Given problem:
Write the entries below out again exactly; any picture in them stays out.

Data provided:
** begin **
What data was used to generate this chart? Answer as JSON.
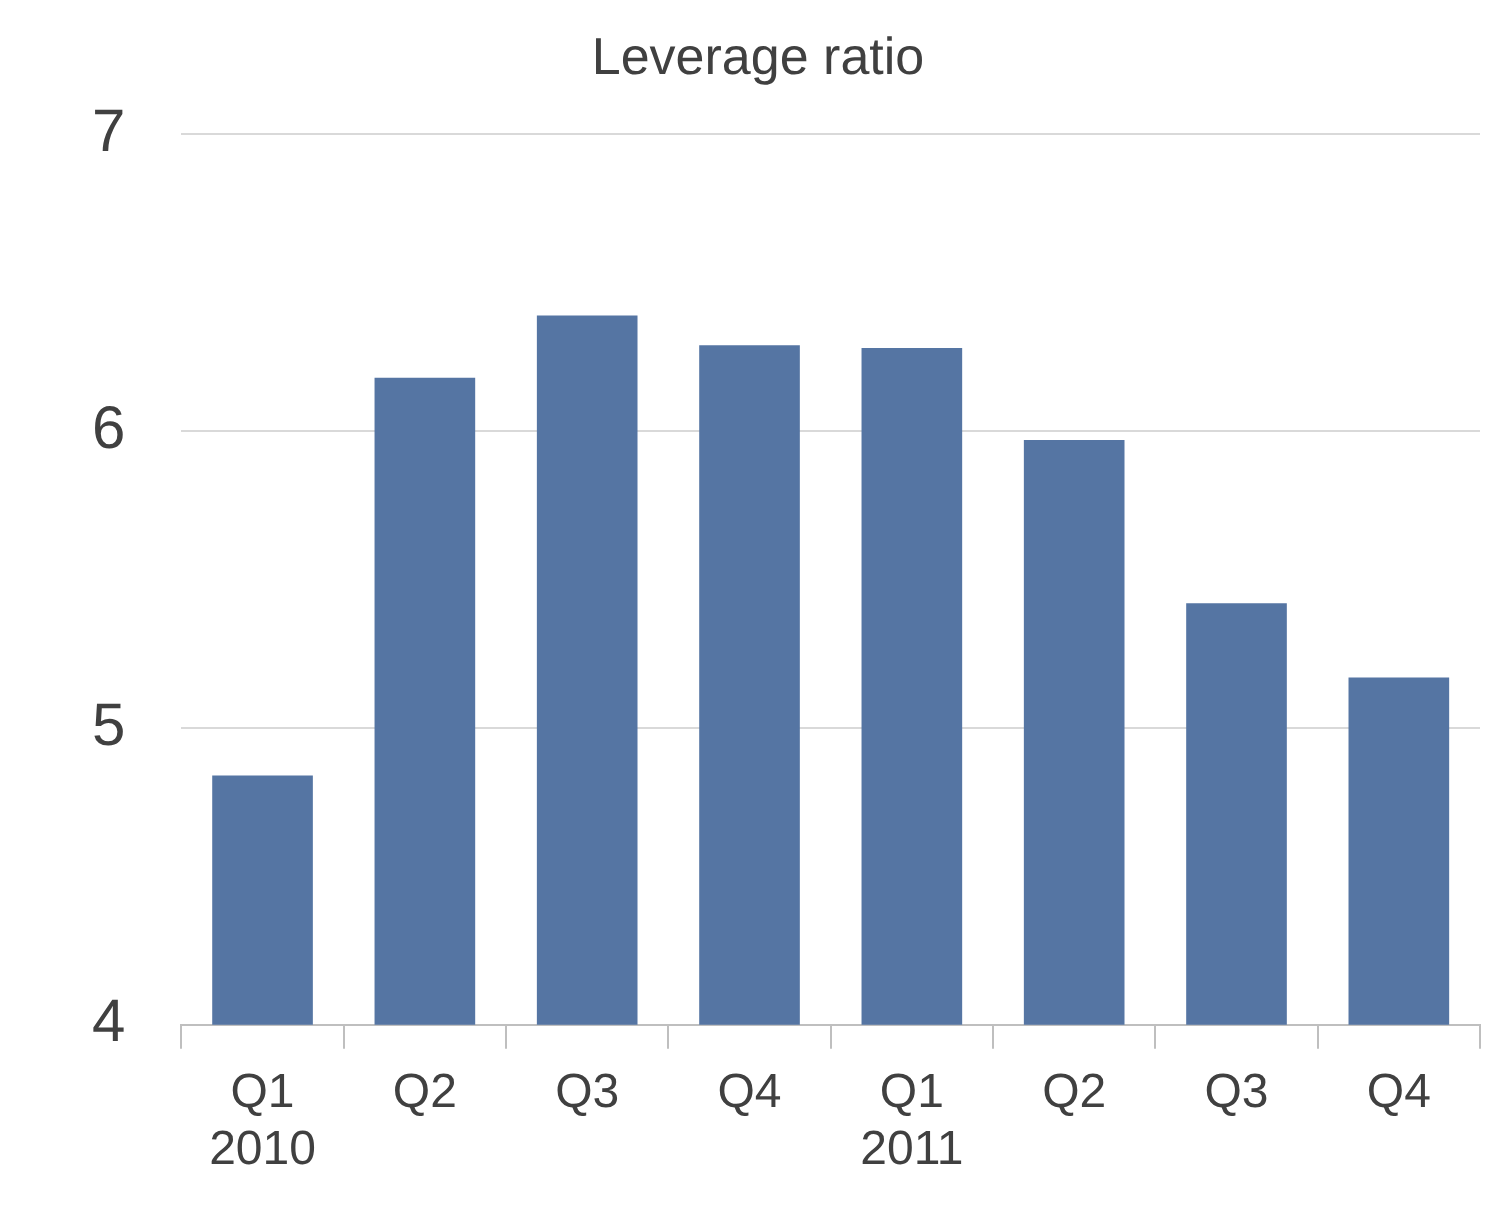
{
  "chart_data": {
    "type": "bar",
    "title": "Leverage ratio",
    "categories": [
      "Q1\n2010",
      "Q2",
      "Q3",
      "Q4",
      "Q1\n2011",
      "Q2",
      "Q3",
      "Q4"
    ],
    "values": [
      4.84,
      6.18,
      6.39,
      6.29,
      6.28,
      5.97,
      5.42,
      5.17
    ],
    "color": "#5575a3",
    "ylim": [
      4,
      7
    ],
    "yticks": [
      4,
      5,
      6,
      7
    ],
    "grid": "y",
    "legend": false
  }
}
** end **
In response:
What data was used to generate this chart? Answer as JSON.
{
  "chart_data": {
    "type": "bar",
    "title": "Leverage ratio",
    "categories": [
      "Q1\n2010",
      "Q2",
      "Q3",
      "Q4",
      "Q1\n2011",
      "Q2",
      "Q3",
      "Q4"
    ],
    "values": [
      4.84,
      6.18,
      6.39,
      6.29,
      6.28,
      5.97,
      5.42,
      5.17
    ],
    "color": "#5575a3",
    "ylim": [
      4,
      7
    ],
    "yticks": [
      4,
      5,
      6,
      7
    ],
    "grid": "y",
    "legend": false
  }
}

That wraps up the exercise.